**What you need to do:**
Reproduce the listing word for word, leaving every picture behind.

-- Provided data start --

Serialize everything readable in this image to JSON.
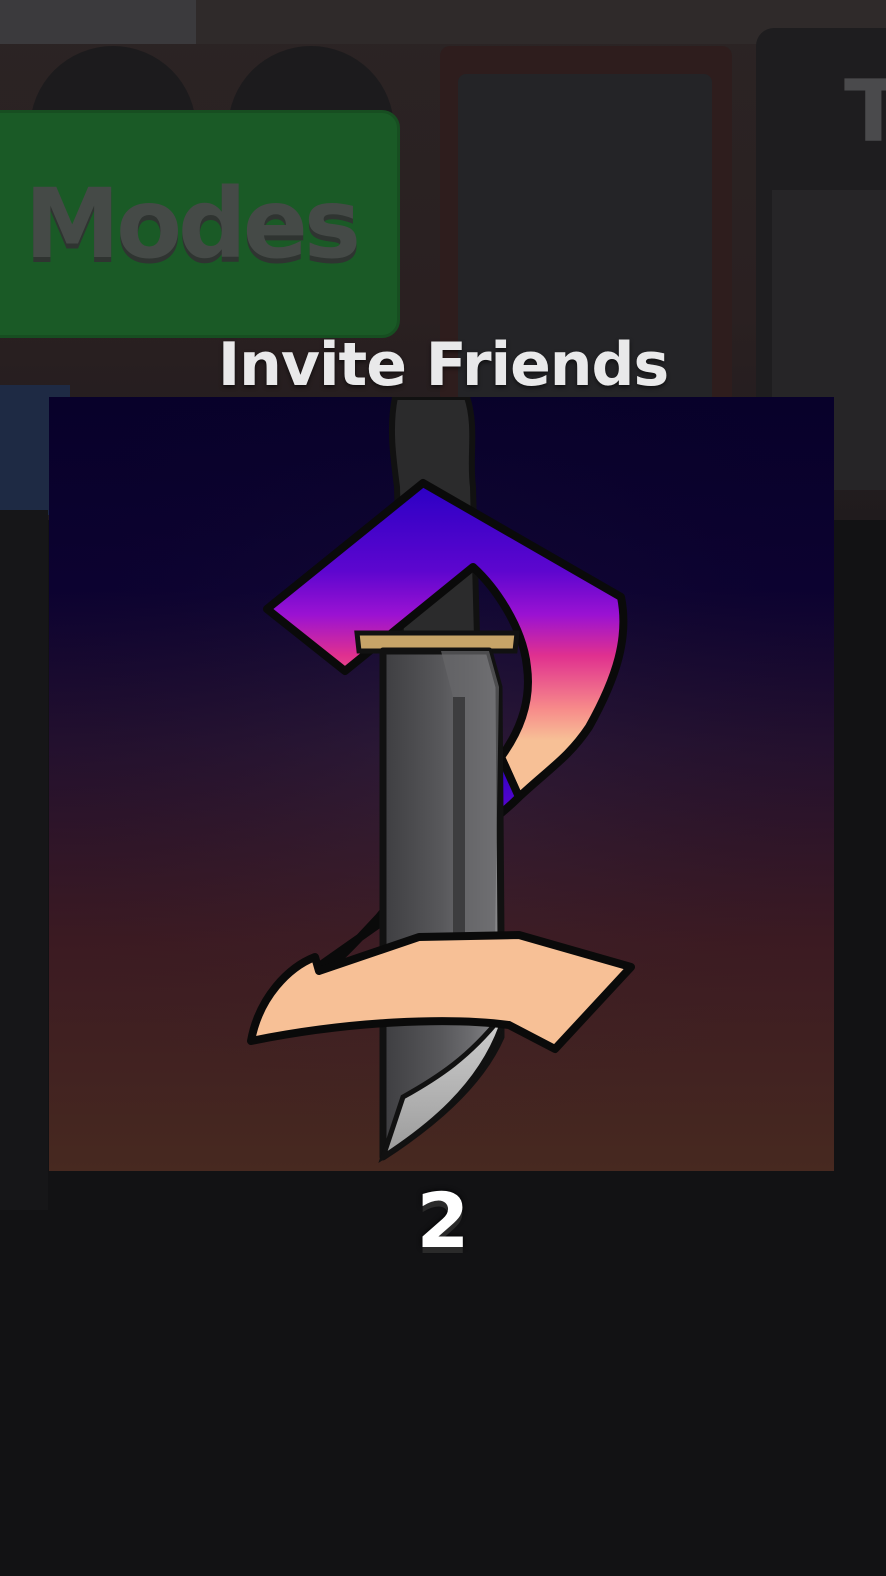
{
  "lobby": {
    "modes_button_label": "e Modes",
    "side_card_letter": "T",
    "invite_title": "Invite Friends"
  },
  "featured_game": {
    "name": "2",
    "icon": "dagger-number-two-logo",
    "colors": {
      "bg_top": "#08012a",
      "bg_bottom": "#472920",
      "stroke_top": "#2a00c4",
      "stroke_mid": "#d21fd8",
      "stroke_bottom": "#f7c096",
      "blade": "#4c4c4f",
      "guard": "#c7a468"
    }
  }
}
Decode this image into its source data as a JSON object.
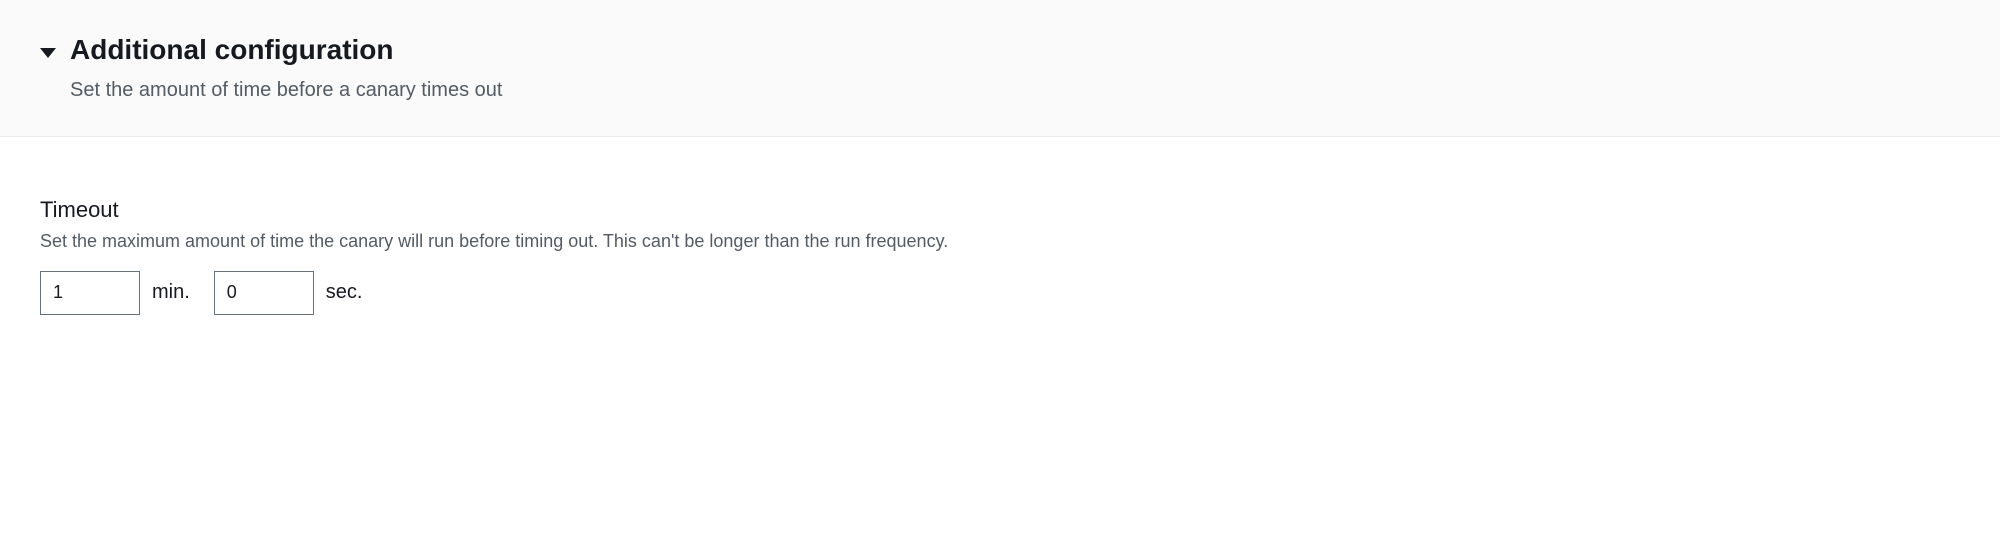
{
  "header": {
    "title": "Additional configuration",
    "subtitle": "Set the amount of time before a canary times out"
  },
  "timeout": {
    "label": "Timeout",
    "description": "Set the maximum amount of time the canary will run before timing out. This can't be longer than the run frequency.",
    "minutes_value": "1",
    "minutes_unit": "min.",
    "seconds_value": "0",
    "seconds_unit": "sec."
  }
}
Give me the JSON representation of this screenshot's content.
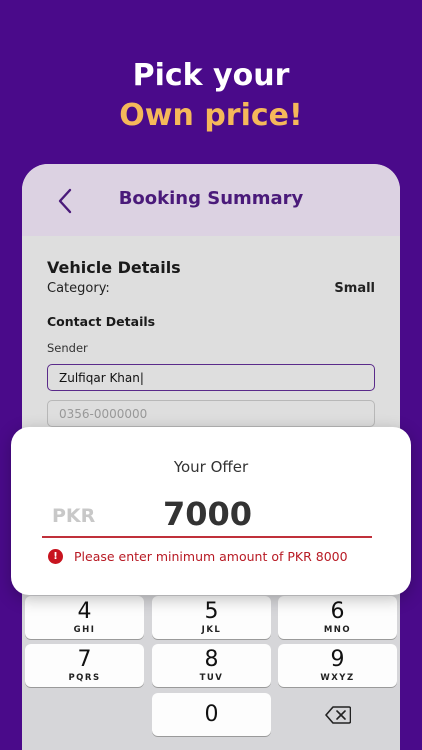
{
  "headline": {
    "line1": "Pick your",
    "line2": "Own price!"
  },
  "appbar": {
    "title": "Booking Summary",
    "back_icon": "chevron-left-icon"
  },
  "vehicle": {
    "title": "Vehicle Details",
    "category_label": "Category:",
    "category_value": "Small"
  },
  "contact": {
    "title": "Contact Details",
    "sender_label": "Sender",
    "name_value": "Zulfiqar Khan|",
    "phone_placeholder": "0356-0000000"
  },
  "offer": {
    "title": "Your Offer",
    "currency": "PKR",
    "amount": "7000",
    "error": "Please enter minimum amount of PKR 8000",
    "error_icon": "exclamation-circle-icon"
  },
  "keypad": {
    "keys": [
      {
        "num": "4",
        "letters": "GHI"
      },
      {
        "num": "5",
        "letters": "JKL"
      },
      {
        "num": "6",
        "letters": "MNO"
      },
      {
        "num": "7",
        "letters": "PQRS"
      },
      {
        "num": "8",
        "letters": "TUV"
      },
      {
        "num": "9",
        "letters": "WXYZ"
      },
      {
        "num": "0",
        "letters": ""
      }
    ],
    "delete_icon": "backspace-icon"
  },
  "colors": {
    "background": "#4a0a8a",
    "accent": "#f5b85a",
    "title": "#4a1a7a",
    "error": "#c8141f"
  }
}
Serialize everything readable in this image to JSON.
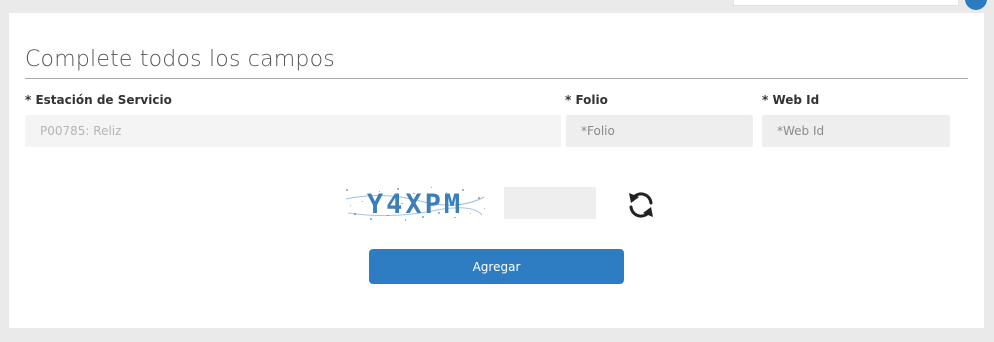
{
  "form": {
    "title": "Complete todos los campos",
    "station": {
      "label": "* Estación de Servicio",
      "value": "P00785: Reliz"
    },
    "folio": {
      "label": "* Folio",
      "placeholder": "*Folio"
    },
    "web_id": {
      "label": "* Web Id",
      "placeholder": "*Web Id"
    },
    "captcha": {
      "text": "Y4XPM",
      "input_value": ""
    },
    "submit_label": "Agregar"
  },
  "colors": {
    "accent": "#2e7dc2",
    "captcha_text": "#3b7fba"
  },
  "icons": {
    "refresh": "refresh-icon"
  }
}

-- Provided data end --

**Written solution:**
Serialize everything readable in this image to JSON.
{
  "lobby": {
    "modes_button_label": "e Modes",
    "side_card_letter": "T",
    "invite_title": "Invite Friends"
  },
  "featured_game": {
    "name": "2",
    "icon": "dagger-number-two-logo",
    "colors": {
      "bg_top": "#08012a",
      "bg_bottom": "#472920",
      "stroke_top": "#2a00c4",
      "stroke_mid": "#d21fd8",
      "stroke_bottom": "#f7c096",
      "blade": "#4c4c4f",
      "guard": "#c7a468"
    }
  }
}
Decode this image into its source data as a JSON object.
{
  "header": {
    "title": "Additional configuration",
    "subtitle": "Set the amount of time before a canary times out"
  },
  "timeout": {
    "label": "Timeout",
    "description": "Set the maximum amount of time the canary will run before timing out. This can't be longer than the run frequency.",
    "minutes_value": "1",
    "minutes_unit": "min.",
    "seconds_value": "0",
    "seconds_unit": "sec."
  }
}
Give me the JSON representation of this screenshot's content.
{
  "headline": {
    "line1": "Pick your",
    "line2": "Own price!"
  },
  "appbar": {
    "title": "Booking Summary",
    "back_icon": "chevron-left-icon"
  },
  "vehicle": {
    "title": "Vehicle Details",
    "category_label": "Category:",
    "category_value": "Small"
  },
  "contact": {
    "title": "Contact Details",
    "sender_label": "Sender",
    "name_value": "Zulfiqar Khan|",
    "phone_placeholder": "0356-0000000"
  },
  "offer": {
    "title": "Your Offer",
    "currency": "PKR",
    "amount": "7000",
    "error": "Please enter minimum amount of PKR 8000",
    "error_icon": "exclamation-circle-icon"
  },
  "keypad": {
    "keys": [
      {
        "num": "4",
        "letters": "GHI"
      },
      {
        "num": "5",
        "letters": "JKL"
      },
      {
        "num": "6",
        "letters": "MNO"
      },
      {
        "num": "7",
        "letters": "PQRS"
      },
      {
        "num": "8",
        "letters": "TUV"
      },
      {
        "num": "9",
        "letters": "WXYZ"
      },
      {
        "num": "0",
        "letters": ""
      }
    ],
    "delete_icon": "backspace-icon"
  },
  "colors": {
    "background": "#4a0a8a",
    "accent": "#f5b85a",
    "title": "#4a1a7a",
    "error": "#c8141f"
  }
}
Serialize everything readable in this image to JSON.
{
  "form": {
    "title": "Complete todos los campos",
    "station": {
      "label": "* Estación de Servicio",
      "value": "P00785: Reliz"
    },
    "folio": {
      "label": "* Folio",
      "placeholder": "*Folio"
    },
    "web_id": {
      "label": "* Web Id",
      "placeholder": "*Web Id"
    },
    "captcha": {
      "text": "Y4XPM",
      "input_value": ""
    },
    "submit_label": "Agregar"
  },
  "colors": {
    "accent": "#2e7dc2",
    "captcha_text": "#3b7fba"
  },
  "icons": {
    "refresh": "refresh-icon"
  }
}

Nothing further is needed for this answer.